What is being asked: Below are records; transcribe only the line with "Convert this chart" and those after it, through the last line, without any change.
• • •
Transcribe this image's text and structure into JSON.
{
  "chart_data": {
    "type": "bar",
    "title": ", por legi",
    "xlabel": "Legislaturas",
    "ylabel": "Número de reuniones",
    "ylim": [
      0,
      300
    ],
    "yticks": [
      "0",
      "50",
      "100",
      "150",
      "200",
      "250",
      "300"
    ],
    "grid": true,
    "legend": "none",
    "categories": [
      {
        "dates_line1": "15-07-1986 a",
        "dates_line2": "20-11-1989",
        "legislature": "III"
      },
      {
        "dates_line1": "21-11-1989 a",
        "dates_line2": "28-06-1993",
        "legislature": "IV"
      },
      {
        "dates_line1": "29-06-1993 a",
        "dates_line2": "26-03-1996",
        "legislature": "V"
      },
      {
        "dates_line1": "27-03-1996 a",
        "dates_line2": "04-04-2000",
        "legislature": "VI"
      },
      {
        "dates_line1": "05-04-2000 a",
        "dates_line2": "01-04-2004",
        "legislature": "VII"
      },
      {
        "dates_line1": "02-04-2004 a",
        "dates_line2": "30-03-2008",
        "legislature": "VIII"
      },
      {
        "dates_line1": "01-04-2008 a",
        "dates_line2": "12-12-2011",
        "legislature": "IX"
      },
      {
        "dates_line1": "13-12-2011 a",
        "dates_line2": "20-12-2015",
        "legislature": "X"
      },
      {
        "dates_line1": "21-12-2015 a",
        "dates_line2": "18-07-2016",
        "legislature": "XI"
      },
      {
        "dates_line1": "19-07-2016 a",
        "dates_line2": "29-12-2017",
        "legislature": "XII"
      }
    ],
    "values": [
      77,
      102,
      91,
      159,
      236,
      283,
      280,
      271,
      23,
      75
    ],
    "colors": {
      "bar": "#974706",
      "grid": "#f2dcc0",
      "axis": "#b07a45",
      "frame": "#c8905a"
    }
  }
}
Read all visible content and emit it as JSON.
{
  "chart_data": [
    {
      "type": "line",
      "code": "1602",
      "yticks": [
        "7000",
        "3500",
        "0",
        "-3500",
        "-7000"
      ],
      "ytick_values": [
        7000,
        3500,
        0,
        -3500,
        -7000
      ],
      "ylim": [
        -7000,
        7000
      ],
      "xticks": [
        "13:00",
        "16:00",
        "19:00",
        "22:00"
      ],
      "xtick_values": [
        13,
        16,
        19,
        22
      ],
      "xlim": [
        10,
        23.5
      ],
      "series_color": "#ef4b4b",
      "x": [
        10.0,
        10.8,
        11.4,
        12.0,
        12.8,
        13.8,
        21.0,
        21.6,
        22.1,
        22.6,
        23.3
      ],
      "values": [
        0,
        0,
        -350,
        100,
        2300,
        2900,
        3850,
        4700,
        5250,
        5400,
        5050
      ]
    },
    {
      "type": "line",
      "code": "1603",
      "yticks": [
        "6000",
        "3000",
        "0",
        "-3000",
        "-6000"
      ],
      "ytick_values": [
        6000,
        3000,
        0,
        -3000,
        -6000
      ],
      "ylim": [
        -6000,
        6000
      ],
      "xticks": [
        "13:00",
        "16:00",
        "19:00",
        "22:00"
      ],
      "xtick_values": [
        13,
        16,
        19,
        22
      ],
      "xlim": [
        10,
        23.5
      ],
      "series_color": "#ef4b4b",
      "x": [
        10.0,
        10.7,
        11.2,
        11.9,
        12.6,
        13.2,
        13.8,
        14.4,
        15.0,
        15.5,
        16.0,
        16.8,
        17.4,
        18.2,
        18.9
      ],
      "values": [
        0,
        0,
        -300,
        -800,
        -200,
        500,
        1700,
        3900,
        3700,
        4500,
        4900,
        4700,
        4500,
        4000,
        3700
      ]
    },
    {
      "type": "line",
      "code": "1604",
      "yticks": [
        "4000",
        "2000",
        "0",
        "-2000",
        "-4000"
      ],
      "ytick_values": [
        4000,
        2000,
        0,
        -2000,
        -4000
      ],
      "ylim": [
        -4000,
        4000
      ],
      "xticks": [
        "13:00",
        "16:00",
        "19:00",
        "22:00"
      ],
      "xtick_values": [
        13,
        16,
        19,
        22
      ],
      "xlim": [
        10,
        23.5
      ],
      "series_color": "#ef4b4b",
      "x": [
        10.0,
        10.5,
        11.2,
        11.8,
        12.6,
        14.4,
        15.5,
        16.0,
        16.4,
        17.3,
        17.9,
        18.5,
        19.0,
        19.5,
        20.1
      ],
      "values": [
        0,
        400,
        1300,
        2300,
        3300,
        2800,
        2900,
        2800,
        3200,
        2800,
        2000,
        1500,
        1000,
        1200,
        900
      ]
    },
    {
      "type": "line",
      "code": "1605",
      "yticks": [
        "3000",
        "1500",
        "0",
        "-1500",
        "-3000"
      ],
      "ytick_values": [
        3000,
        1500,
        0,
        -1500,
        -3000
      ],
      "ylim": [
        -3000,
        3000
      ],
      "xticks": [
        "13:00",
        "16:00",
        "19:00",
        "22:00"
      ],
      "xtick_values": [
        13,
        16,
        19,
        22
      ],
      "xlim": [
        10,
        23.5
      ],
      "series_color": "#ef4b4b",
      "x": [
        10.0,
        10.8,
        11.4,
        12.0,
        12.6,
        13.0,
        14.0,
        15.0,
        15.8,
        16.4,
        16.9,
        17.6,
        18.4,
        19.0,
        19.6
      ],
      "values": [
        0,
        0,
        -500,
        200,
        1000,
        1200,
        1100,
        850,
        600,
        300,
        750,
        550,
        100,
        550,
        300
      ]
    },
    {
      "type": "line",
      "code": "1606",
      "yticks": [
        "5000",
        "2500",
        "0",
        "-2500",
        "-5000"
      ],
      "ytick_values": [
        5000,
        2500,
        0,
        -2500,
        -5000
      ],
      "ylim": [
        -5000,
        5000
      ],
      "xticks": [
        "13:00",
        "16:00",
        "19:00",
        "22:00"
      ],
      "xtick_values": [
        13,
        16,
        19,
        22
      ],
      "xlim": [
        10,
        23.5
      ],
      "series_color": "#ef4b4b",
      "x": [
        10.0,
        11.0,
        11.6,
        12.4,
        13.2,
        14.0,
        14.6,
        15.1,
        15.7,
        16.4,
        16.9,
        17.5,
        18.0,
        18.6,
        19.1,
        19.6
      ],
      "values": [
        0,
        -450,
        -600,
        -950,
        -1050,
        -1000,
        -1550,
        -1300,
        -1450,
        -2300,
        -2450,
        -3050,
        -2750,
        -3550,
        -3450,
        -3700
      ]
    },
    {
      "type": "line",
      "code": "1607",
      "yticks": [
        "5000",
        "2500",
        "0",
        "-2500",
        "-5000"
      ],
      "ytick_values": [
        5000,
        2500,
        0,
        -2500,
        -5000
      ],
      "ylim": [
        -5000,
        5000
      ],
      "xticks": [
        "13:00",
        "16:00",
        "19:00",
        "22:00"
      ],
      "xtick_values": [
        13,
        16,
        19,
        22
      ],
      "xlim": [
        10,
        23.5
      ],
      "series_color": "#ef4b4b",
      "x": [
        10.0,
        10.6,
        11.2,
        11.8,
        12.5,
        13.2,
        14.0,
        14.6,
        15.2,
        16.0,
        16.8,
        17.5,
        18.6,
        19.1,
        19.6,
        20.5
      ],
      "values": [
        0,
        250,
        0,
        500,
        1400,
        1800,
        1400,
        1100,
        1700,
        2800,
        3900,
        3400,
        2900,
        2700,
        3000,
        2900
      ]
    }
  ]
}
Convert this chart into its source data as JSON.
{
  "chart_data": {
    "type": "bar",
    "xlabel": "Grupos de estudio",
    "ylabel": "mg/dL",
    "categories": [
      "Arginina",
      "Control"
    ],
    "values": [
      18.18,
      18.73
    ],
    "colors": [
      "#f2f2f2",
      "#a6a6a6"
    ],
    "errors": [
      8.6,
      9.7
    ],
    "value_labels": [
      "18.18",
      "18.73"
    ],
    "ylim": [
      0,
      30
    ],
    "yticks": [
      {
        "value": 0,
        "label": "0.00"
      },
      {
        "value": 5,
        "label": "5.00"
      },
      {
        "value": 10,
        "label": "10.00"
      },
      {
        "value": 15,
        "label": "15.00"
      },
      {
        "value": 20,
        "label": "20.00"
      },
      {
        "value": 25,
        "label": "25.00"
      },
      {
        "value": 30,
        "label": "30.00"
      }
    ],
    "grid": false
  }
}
• • •
Output of the task:
Convert this chart into its source data as JSON.
{
  "chart_data": {
    "type": "bar",
    "xlabel": "Grupos de estudio",
    "ylabel": "mg/dL",
    "categories": [
      "Arginina",
      "Control"
    ],
    "values": [
      18.18,
      18.73
    ],
    "colors": [
      "#f2f2f2",
      "#a6a6a6"
    ],
    "errors": [
      8.6,
      9.7
    ],
    "value_labels": [
      "18.18",
      "18.73"
    ],
    "ylim": [
      0,
      30
    ],
    "yticks": [
      {
        "value": 0,
        "label": "0.00"
      },
      {
        "value": 5,
        "label": "5.00"
      },
      {
        "value": 10,
        "label": "10.00"
      },
      {
        "value": 15,
        "label": "15.00"
      },
      {
        "value": 20,
        "label": "20.00"
      },
      {
        "value": 25,
        "label": "25.00"
      },
      {
        "value": 30,
        "label": "30.00"
      }
    ],
    "grid": false
  }
}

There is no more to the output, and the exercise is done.